▶ **TEXT PASSAGE**
>> start

It takes between 60 - 280 seconds for onDataChange to be executed (in other words, for the data to be received.) 

Question 1)  Isn't that excessively long to retrieve all 5000 of the documents?  The documents are not very big.  15 key-value pairs per doc, just holding short strings.

Situation 2:

*User is connected to internet
*Offline Persistence is enabled:
*5,000 documents in the user's "posts" collection

query = fsDB.collection("Users").document(user_id).collection("posts").orderBy("date_created).orderBy("topic").limit(100);

It takes an average of 90 seconds to retrieve the 100 documents from the 5,000 doc collection the first time it is tried.  Every subsequent request is about 50 ms. 

I assume that this is because the first return is writing those documents in the cache.  The subsequent 50ms return is because the data is in the cache or memory.

>> end

▶ **DATA LINES**

>> start

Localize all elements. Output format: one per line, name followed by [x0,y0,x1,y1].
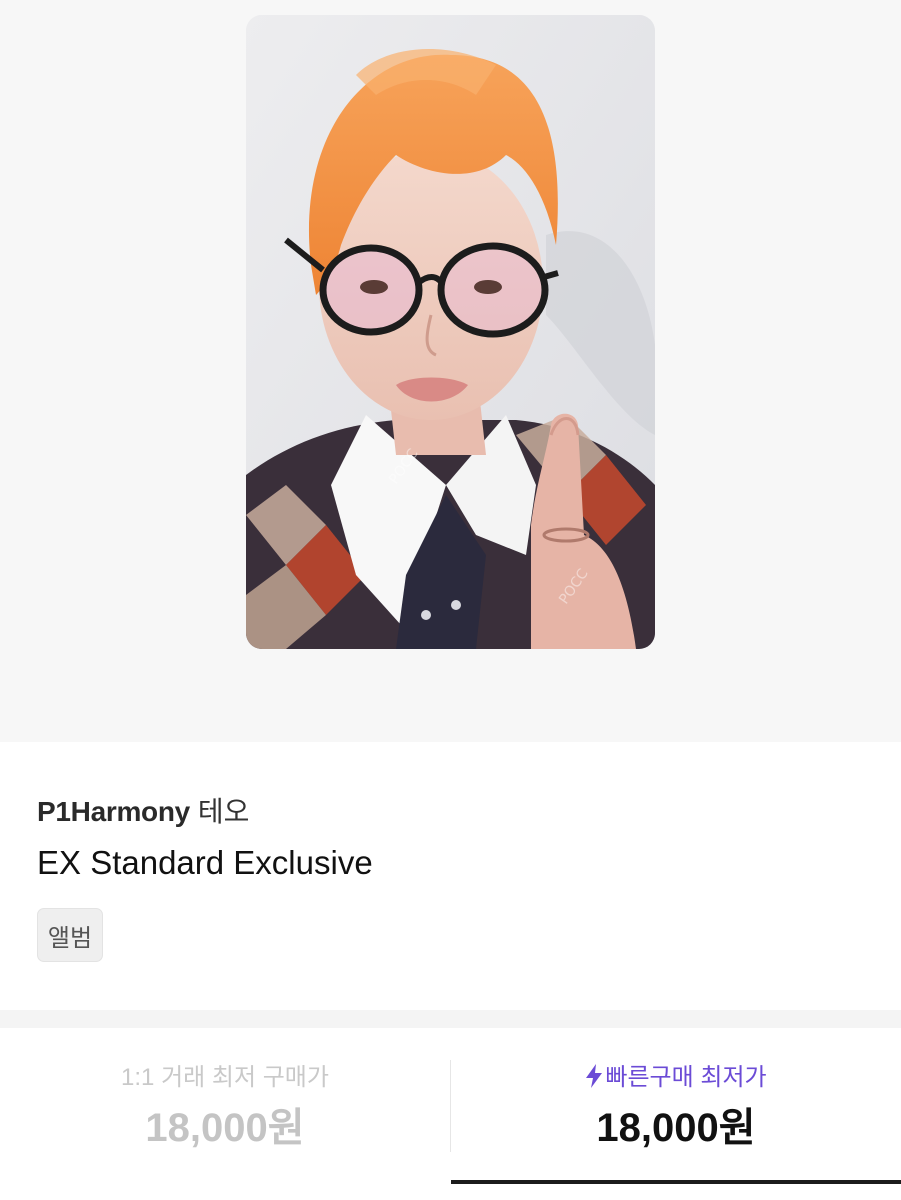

>> end

▶ **TO DO**
A – Answer these questions using the post about query retrieval times:
(i) How long does onDataChange take to be executed?
(ii) How many key-value pairs does each document hold?
(iii) On average, how long does the first retrieval of the 100 documents take?
B – Translate this sentence from the post about query retrieval times into Spanish: "I assume that this is because the first return is writing those documents in the cache."
C – Carry on the post about query retrieval times from its last sentence.
The listing comes from a separate source.

▶ **EXPECTED RESPONSES**
A –
(i) Between 60 and 280 seconds
(ii) 15
(iii) 90 seconds

B – Supongo que esto se debe a que la primera respuesta está escribiendo esos documentos en la caché.

C –
Question 2)  Why does the first request take so long, when I am limiting the retrieval to the first 100 documents by .limit(100)?  

Question 3)  This behavior - long first return, super fast subsequent returns - did not happen with tests where the "posts" collection had 20, 200, or 1,200 documents.  In those tests, the return value stayed relatively consistent.  In other words, for 1,200 docs, the return times would be 3-5 seconds, which seems long, considering I was using .limit(100).  Why is the behavior different when I tested for 5,000 docs?


Situation 3:

*User is connected to internet
*Offline Persistence is disabled
*5,000 documents in the user's "posts" collection

query = fsDB.collection("Users").document(user_id).collection("posts").orderBy("date_created).orderBy("topic").limit(100);

Here, the fetch of 100 docs takes 2-3 seconds!  So, in this situation we are using the index.  I also just read that mike lehen, on Jan. 13, said that firestore does not support indexes on the client... so, what I think is happening is that with .addsnapshotlistener(), my device is checking the client device first, then sorting through the client side documents (since there is no index) before returning the data.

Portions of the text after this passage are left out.